═════ Input data ═════
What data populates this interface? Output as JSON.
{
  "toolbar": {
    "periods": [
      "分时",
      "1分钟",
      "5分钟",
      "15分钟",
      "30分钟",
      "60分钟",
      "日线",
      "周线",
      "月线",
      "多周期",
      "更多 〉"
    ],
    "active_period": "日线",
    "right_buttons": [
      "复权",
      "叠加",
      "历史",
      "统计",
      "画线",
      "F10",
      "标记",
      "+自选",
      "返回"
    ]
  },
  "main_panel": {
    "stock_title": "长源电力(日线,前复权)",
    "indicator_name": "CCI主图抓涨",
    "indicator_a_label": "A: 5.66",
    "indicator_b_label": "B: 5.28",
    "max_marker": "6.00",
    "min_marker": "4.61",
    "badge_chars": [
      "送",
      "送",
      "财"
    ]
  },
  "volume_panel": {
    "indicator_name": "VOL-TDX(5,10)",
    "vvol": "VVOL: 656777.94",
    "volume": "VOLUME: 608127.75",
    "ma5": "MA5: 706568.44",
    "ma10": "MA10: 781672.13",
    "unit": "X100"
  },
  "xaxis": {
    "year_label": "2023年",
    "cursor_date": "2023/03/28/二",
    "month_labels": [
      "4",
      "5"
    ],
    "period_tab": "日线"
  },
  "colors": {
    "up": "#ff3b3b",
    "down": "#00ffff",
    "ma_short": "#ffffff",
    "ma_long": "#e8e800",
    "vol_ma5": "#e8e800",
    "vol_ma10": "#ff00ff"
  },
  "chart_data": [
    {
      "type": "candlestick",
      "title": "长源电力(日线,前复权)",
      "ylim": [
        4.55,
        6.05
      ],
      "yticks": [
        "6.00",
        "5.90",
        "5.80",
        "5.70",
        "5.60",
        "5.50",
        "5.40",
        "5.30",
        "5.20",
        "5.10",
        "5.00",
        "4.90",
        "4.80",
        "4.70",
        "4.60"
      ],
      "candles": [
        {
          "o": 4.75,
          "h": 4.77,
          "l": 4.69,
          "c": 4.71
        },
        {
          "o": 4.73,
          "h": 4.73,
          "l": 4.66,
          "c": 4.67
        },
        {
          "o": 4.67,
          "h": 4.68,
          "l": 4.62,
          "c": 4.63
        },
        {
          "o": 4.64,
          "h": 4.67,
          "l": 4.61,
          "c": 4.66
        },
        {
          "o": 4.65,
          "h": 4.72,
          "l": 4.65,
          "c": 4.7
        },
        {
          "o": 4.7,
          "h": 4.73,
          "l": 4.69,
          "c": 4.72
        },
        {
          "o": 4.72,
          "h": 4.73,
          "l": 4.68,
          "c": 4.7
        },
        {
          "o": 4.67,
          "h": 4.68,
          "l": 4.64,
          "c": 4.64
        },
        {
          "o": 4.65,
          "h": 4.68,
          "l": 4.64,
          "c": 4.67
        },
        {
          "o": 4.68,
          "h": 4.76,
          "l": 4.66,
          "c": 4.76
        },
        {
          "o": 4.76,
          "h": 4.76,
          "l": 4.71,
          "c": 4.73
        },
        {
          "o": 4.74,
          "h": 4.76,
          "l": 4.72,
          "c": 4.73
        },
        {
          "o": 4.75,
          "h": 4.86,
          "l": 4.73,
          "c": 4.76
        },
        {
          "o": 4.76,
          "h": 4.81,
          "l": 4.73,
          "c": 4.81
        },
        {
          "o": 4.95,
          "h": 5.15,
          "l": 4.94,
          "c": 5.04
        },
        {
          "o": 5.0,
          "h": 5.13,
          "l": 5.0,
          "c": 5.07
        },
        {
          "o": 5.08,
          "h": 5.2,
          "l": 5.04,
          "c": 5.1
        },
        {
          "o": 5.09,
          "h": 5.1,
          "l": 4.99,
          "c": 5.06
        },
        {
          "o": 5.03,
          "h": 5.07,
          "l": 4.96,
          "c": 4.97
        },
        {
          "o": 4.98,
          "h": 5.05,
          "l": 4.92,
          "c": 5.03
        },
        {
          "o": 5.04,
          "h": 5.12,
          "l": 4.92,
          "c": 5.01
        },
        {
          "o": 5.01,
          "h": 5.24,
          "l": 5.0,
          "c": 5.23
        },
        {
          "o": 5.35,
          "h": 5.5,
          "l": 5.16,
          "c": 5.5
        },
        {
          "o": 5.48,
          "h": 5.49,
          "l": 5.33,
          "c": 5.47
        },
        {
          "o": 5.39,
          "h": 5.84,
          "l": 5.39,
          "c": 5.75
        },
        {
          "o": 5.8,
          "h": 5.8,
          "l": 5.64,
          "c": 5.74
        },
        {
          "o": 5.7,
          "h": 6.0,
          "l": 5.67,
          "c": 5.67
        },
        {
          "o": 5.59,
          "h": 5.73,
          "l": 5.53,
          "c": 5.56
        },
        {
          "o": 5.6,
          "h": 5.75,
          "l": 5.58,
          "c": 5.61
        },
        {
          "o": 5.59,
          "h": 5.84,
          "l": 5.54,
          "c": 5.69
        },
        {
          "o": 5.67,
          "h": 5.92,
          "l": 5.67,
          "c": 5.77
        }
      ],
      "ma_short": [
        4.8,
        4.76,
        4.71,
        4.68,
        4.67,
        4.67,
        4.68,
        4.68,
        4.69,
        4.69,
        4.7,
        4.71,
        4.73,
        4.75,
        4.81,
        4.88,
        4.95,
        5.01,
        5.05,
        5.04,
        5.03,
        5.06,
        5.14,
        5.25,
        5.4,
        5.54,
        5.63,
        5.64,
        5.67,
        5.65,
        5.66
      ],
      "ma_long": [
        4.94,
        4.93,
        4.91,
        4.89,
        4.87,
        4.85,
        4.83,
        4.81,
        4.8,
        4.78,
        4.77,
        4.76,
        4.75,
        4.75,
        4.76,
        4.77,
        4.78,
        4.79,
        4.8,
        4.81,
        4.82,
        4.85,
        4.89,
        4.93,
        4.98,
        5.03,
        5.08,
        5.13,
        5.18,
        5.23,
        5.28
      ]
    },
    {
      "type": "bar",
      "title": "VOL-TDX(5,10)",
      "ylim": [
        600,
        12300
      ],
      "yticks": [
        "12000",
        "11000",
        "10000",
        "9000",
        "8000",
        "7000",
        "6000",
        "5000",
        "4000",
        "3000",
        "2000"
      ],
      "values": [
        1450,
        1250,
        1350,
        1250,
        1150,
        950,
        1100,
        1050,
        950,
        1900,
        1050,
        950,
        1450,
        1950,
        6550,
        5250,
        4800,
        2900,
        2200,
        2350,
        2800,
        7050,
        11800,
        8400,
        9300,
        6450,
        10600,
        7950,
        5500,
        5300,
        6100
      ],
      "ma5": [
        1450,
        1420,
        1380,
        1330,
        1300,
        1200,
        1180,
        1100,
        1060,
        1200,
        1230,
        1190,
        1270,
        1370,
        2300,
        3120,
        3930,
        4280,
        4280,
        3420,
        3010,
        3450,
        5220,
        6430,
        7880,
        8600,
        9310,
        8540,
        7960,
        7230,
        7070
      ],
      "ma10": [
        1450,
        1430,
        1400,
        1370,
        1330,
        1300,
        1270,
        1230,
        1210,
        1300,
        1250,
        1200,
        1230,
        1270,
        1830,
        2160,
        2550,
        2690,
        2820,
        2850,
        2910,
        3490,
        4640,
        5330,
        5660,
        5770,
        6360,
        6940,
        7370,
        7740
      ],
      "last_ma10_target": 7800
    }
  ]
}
═════
**Objective**
Repeat the data above exactly.

**Exercise answer**
What data populates this interface? Output as JSON.
{
  "toolbar": {
    "periods": [
      "分时",
      "1分钟",
      "5分钟",
      "15分钟",
      "30分钟",
      "60分钟",
      "日线",
      "周线",
      "月线",
      "多周期",
      "更多 〉"
    ],
    "active_period": "日线",
    "right_buttons": [
      "复权",
      "叠加",
      "历史",
      "统计",
      "画线",
      "F10",
      "标记",
      "+自选",
      "返回"
    ]
  },
  "main_panel": {
    "stock_title": "长源电力(日线,前复权)",
    "indicator_name": "CCI主图抓涨",
    "indicator_a_label": "A: 5.66",
    "indicator_b_label": "B: 5.28",
    "max_marker": "6.00",
    "min_marker": "4.61",
    "badge_chars": [
      "送",
      "送",
      "财"
    ]
  },
  "volume_panel": {
    "indicator_name": "VOL-TDX(5,10)",
    "vvol": "VVOL: 656777.94",
    "volume": "VOLUME: 608127.75",
    "ma5": "MA5: 706568.44",
    "ma10": "MA10: 781672.13",
    "unit": "X100"
  },
  "xaxis": {
    "year_label": "2023年",
    "cursor_date": "2023/03/28/二",
    "month_labels": [
      "4",
      "5"
    ],
    "period_tab": "日线"
  },
  "colors": {
    "up": "#ff3b3b",
    "down": "#00ffff",
    "ma_short": "#ffffff",
    "ma_long": "#e8e800",
    "vol_ma5": "#e8e800",
    "vol_ma10": "#ff00ff"
  },
  "chart_data": [
    {
      "type": "candlestick",
      "title": "长源电力(日线,前复权)",
      "ylim": [
        4.55,
        6.05
      ],
      "yticks": [
        "6.00",
        "5.90",
        "5.80",
        "5.70",
        "5.60",
        "5.50",
        "5.40",
        "5.30",
        "5.20",
        "5.10",
        "5.00",
        "4.90",
        "4.80",
        "4.70",
        "4.60"
      ],
      "candles": [
        {
          "o": 4.75,
          "h": 4.77,
          "l": 4.69,
          "c": 4.71
        },
        {
          "o": 4.73,
          "h": 4.73,
          "l": 4.66,
          "c": 4.67
        },
        {
          "o": 4.67,
          "h": 4.68,
          "l": 4.62,
          "c": 4.63
        },
        {
          "o": 4.64,
          "h": 4.67,
          "l": 4.61,
          "c": 4.66
        },
        {
          "o": 4.65,
          "h": 4.72,
          "l": 4.65,
          "c": 4.7
        },
        {
          "o": 4.7,
          "h": 4.73,
          "l": 4.69,
          "c": 4.72
        },
        {
          "o": 4.72,
          "h": 4.73,
          "l": 4.68,
          "c": 4.7
        },
        {
          "o": 4.67,
          "h": 4.68,
          "l": 4.64,
          "c": 4.64
        },
        {
          "o": 4.65,
          "h": 4.68,
          "l": 4.64,
          "c": 4.67
        },
        {
          "o": 4.68,
          "h": 4.76,
          "l": 4.66,
          "c": 4.76
        },
        {
          "o": 4.76,
          "h": 4.76,
          "l": 4.71,
          "c": 4.73
        },
        {
          "o": 4.74,
          "h": 4.76,
          "l": 4.72,
          "c": 4.73
        },
        {
          "o": 4.75,
          "h": 4.86,
          "l": 4.73,
          "c": 4.76
        },
        {
          "o": 4.76,
          "h": 4.81,
          "l": 4.73,
          "c": 4.81
        },
        {
          "o": 4.95,
          "h": 5.15,
          "l": 4.94,
          "c": 5.04
        },
        {
          "o": 5.0,
          "h": 5.13,
          "l": 5.0,
          "c": 5.07
        },
        {
          "o": 5.08,
          "h": 5.2,
          "l": 5.04,
          "c": 5.1
        },
        {
          "o": 5.09,
          "h": 5.1,
          "l": 4.99,
          "c": 5.06
        },
        {
          "o": 5.03,
          "h": 5.07,
          "l": 4.96,
          "c": 4.97
        },
        {
          "o": 4.98,
          "h": 5.05,
          "l": 4.92,
          "c": 5.03
        },
        {
          "o": 5.04,
          "h": 5.12,
          "l": 4.92,
          "c": 5.01
        },
        {
          "o": 5.01,
          "h": 5.24,
          "l": 5.0,
          "c": 5.23
        },
        {
          "o": 5.35,
          "h": 5.5,
          "l": 5.16,
          "c": 5.5
        },
        {
          "o": 5.48,
          "h": 5.49,
          "l": 5.33,
          "c": 5.47
        },
        {
          "o": 5.39,
          "h": 5.84,
          "l": 5.39,
          "c": 5.75
        },
        {
          "o": 5.8,
          "h": 5.8,
          "l": 5.64,
          "c": 5.74
        },
        {
          "o": 5.7,
          "h": 6.0,
          "l": 5.67,
          "c": 5.67
        },
        {
          "o": 5.59,
          "h": 5.73,
          "l": 5.53,
          "c": 5.56
        },
        {
          "o": 5.6,
          "h": 5.75,
          "l": 5.58,
          "c": 5.61
        },
        {
          "o": 5.59,
          "h": 5.84,
          "l": 5.54,
          "c": 5.69
        },
        {
          "o": 5.67,
          "h": 5.92,
          "l": 5.67,
          "c": 5.77
        }
      ],
      "ma_short": [
        4.8,
        4.76,
        4.71,
        4.68,
        4.67,
        4.67,
        4.68,
        4.68,
        4.69,
        4.69,
        4.7,
        4.71,
        4.73,
        4.75,
        4.81,
        4.88,
        4.95,
        5.01,
        5.05,
        5.04,
        5.03,
        5.06,
        5.14,
        5.25,
        5.4,
        5.54,
        5.63,
        5.64,
        5.67,
        5.65,
        5.66
      ],
      "ma_long": [
        4.94,
        4.93,
        4.91,
        4.89,
        4.87,
        4.85,
        4.83,
        4.81,
        4.8,
        4.78,
        4.77,
        4.76,
        4.75,
        4.75,
        4.76,
        4.77,
        4.78,
        4.79,
        4.8,
        4.81,
        4.82,
        4.85,
        4.89,
        4.93,
        4.98,
        5.03,
        5.08,
        5.13,
        5.18,
        5.23,
        5.28
      ]
    },
    {
      "type": "bar",
      "title": "VOL-TDX(5,10)",
      "ylim": [
        600,
        12300
      ],
      "yticks": [
        "12000",
        "11000",
        "10000",
        "9000",
        "8000",
        "7000",
        "6000",
        "5000",
        "4000",
        "3000",
        "2000"
      ],
      "values": [
        1450,
        1250,
        1350,
        1250,
        1150,
        950,
        1100,
        1050,
        950,
        1900,
        1050,
        950,
        1450,
        1950,
        6550,
        5250,
        4800,
        2900,
        2200,
        2350,
        2800,
        7050,
        11800,
        8400,
        9300,
        6450,
        10600,
        7950,
        5500,
        5300,
        6100
      ],
      "ma5": [
        1450,
        1420,
        1380,
        1330,
        1300,
        1200,
        1180,
        1100,
        1060,
        1200,
        1230,
        1190,
        1270,
        1370,
        2300,
        3120,
        3930,
        4280,
        4280,
        3420,
        3010,
        3450,
        5220,
        6430,
        7880,
        8600,
        9310,
        8540,
        7960,
        7230,
        7070
      ],
      "ma10": [
        1450,
        1430,
        1400,
        1370,
        1330,
        1300,
        1270,
        1230,
        1210,
        1300,
        1250,
        1200,
        1230,
        1270,
        1830,
        2160,
        2550,
        2690,
        2820,
        2850,
        2910,
        3490,
        4640,
        5330,
        5660,
        5770,
        6360,
        6940,
        7370,
        7740
      ],
      "last_ma10_target": 7800
    }
  ]
}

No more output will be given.